------ Given records
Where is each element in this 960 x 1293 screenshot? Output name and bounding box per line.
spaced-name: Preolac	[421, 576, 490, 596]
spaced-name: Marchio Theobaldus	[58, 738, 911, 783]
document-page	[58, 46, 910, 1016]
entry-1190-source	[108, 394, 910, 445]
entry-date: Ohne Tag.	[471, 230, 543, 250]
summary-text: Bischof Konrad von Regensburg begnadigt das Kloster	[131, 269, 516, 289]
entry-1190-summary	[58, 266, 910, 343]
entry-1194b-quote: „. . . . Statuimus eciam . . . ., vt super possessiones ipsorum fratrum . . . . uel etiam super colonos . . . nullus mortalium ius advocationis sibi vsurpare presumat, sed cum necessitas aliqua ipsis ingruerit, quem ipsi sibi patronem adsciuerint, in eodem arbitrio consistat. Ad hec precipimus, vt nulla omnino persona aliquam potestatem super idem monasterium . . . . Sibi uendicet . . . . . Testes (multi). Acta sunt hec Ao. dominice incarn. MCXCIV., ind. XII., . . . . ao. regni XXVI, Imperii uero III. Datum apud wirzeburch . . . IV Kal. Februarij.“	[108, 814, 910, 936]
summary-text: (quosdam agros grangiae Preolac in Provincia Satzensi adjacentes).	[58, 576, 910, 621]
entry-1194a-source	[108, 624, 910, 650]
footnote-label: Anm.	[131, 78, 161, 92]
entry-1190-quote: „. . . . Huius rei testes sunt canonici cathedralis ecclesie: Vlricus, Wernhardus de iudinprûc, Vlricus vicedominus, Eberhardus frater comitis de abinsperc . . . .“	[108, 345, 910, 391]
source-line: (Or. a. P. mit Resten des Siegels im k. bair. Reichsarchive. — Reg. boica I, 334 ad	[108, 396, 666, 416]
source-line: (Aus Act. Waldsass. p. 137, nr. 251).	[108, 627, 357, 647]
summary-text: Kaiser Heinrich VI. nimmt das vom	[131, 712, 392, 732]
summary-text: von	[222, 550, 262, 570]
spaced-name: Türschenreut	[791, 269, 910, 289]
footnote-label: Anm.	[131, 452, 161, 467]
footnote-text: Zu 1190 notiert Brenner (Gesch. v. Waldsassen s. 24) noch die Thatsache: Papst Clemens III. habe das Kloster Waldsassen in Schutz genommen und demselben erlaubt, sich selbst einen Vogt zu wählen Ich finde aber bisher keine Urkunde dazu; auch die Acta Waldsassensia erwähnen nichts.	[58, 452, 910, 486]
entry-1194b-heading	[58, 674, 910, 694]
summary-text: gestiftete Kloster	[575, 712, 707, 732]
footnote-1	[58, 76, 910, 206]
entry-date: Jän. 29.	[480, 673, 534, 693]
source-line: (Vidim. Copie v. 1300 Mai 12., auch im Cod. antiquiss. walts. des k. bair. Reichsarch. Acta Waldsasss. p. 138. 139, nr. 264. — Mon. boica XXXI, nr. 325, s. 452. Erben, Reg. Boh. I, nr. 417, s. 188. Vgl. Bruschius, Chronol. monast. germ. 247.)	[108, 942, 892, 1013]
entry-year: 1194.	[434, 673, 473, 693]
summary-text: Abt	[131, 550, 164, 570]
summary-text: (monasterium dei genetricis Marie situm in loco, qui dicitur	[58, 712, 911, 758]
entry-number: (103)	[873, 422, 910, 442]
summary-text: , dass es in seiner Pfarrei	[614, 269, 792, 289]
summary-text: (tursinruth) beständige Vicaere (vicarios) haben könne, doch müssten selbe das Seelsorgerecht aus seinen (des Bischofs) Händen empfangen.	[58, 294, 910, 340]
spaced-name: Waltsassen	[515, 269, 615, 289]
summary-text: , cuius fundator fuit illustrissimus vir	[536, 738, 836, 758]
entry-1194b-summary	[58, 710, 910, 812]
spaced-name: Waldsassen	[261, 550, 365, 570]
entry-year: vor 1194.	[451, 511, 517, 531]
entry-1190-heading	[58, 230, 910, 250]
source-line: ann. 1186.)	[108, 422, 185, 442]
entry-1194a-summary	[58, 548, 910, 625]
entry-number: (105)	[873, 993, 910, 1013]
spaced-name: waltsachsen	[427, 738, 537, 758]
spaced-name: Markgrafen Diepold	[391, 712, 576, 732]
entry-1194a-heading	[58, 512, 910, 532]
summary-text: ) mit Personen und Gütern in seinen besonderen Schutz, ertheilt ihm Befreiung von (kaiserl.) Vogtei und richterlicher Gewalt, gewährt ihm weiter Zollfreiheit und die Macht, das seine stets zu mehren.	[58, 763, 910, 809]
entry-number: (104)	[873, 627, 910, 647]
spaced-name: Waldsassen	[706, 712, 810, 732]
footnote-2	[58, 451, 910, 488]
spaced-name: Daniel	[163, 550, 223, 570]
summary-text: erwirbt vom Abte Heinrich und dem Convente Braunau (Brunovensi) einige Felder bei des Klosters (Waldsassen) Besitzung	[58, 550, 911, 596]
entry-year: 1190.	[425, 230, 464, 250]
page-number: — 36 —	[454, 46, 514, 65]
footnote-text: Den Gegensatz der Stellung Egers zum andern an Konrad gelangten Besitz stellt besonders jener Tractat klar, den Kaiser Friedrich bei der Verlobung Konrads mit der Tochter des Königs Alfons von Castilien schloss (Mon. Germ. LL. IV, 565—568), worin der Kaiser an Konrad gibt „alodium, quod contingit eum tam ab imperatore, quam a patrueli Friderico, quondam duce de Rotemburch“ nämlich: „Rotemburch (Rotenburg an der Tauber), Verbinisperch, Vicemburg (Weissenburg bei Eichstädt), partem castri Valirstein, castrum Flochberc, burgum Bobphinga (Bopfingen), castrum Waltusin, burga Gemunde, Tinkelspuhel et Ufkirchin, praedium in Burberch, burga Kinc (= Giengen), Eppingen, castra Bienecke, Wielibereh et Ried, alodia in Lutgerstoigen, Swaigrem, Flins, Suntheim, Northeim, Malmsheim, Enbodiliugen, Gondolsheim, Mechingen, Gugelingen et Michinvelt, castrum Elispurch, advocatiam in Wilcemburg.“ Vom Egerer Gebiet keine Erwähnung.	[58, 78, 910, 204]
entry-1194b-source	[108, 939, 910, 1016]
------------
## Task instructions
The lines in the entries above that carry the word "heading" must be copied.

## Task answer
entry-1194b-heading	[58, 674, 910, 694]
entry-1190-heading	[58, 230, 910, 250]
entry-1194a-heading	[58, 512, 910, 532]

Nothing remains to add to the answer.